## Written request
Would you copy out the whole listing exactly as given?

## Input records
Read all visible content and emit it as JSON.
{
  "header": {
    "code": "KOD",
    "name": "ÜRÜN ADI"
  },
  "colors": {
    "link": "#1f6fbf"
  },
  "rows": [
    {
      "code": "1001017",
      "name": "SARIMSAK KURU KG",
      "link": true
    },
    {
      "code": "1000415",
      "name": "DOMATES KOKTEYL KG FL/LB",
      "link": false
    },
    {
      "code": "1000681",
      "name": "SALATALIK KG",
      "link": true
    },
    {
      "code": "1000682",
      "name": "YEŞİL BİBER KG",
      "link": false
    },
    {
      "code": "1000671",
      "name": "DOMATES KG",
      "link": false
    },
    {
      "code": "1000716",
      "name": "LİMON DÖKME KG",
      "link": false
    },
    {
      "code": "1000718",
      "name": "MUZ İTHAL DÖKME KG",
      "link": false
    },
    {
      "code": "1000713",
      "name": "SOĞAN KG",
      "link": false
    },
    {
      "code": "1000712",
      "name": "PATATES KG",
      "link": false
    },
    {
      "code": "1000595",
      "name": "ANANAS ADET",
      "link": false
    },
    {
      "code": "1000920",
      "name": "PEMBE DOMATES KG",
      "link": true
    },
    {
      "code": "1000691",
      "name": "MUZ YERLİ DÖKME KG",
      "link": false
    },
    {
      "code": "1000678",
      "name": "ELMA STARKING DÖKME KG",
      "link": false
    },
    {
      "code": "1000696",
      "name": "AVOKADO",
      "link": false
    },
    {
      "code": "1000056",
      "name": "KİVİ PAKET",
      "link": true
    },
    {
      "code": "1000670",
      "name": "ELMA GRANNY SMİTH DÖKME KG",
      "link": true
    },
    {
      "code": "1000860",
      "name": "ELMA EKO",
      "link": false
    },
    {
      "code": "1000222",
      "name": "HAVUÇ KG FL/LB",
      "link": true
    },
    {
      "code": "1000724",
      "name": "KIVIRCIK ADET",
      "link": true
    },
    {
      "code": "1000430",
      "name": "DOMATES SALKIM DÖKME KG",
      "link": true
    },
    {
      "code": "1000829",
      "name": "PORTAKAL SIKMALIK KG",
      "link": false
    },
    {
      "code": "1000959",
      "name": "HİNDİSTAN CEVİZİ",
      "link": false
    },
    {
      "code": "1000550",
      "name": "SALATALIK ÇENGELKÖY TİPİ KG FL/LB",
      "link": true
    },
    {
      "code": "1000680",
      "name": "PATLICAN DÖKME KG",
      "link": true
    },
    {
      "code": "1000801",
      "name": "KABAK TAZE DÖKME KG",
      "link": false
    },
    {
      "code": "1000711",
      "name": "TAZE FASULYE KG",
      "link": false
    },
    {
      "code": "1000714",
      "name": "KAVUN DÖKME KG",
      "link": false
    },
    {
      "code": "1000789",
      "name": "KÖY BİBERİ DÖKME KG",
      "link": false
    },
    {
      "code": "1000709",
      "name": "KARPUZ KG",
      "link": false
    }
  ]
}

## The response
Read all visible content and emit it as JSON.
{
  "header": {
    "code": "KOD",
    "name": "ÜRÜN ADI"
  },
  "colors": {
    "link": "#1f6fbf"
  },
  "rows": [
    {
      "code": "1001017",
      "name": "SARIMSAK KURU KG",
      "link": true
    },
    {
      "code": "1000415",
      "name": "DOMATES KOKTEYL KG FL/LB",
      "link": false
    },
    {
      "code": "1000681",
      "name": "SALATALIK KG",
      "link": true
    },
    {
      "code": "1000682",
      "name": "YEŞİL BİBER KG",
      "link": false
    },
    {
      "code": "1000671",
      "name": "DOMATES KG",
      "link": false
    },
    {
      "code": "1000716",
      "name": "LİMON DÖKME KG",
      "link": false
    },
    {
      "code": "1000718",
      "name": "MUZ İTHAL DÖKME KG",
      "link": false
    },
    {
      "code": "1000713",
      "name": "SOĞAN KG",
      "link": false
    },
    {
      "code": "1000712",
      "name": "PATATES KG",
      "link": false
    },
    {
      "code": "1000595",
      "name": "ANANAS ADET",
      "link": false
    },
    {
      "code": "1000920",
      "name": "PEMBE DOMATES KG",
      "link": true
    },
    {
      "code": "1000691",
      "name": "MUZ YERLİ DÖKME KG",
      "link": false
    },
    {
      "code": "1000678",
      "name": "ELMA STARKING DÖKME KG",
      "link": false
    },
    {
      "code": "1000696",
      "name": "AVOKADO",
      "link": false
    },
    {
      "code": "1000056",
      "name": "KİVİ PAKET",
      "link": true
    },
    {
      "code": "1000670",
      "name": "ELMA GRANNY SMİTH DÖKME KG",
      "link": true
    },
    {
      "code": "1000860",
      "name": "ELMA EKO",
      "link": false
    },
    {
      "code": "1000222",
      "name": "HAVUÇ KG FL/LB",
      "link": true
    },
    {
      "code": "1000724",
      "name": "KIVIRCIK ADET",
      "link": true
    },
    {
      "code": "1000430",
      "name": "DOMATES SALKIM DÖKME KG",
      "link": true
    },
    {
      "code": "1000829",
      "name": "PORTAKAL SIKMALIK KG",
      "link": false
    },
    {
      "code": "1000959",
      "name": "HİNDİSTAN CEVİZİ",
      "link": false
    },
    {
      "code": "1000550",
      "name": "SALATALIK ÇENGELKÖY TİPİ KG FL/LB",
      "link": true
    },
    {
      "code": "1000680",
      "name": "PATLICAN DÖKME KG",
      "link": true
    },
    {
      "code": "1000801",
      "name": "KABAK TAZE DÖKME KG",
      "link": false
    },
    {
      "code": "1000711",
      "name": "TAZE FASULYE KG",
      "link": false
    },
    {
      "code": "1000714",
      "name": "KAVUN DÖKME KG",
      "link": false
    },
    {
      "code": "1000789",
      "name": "KÖY BİBERİ DÖKME KG",
      "link": false
    },
    {
      "code": "1000709",
      "name": "KARPUZ KG",
      "link": false
    }
  ]
}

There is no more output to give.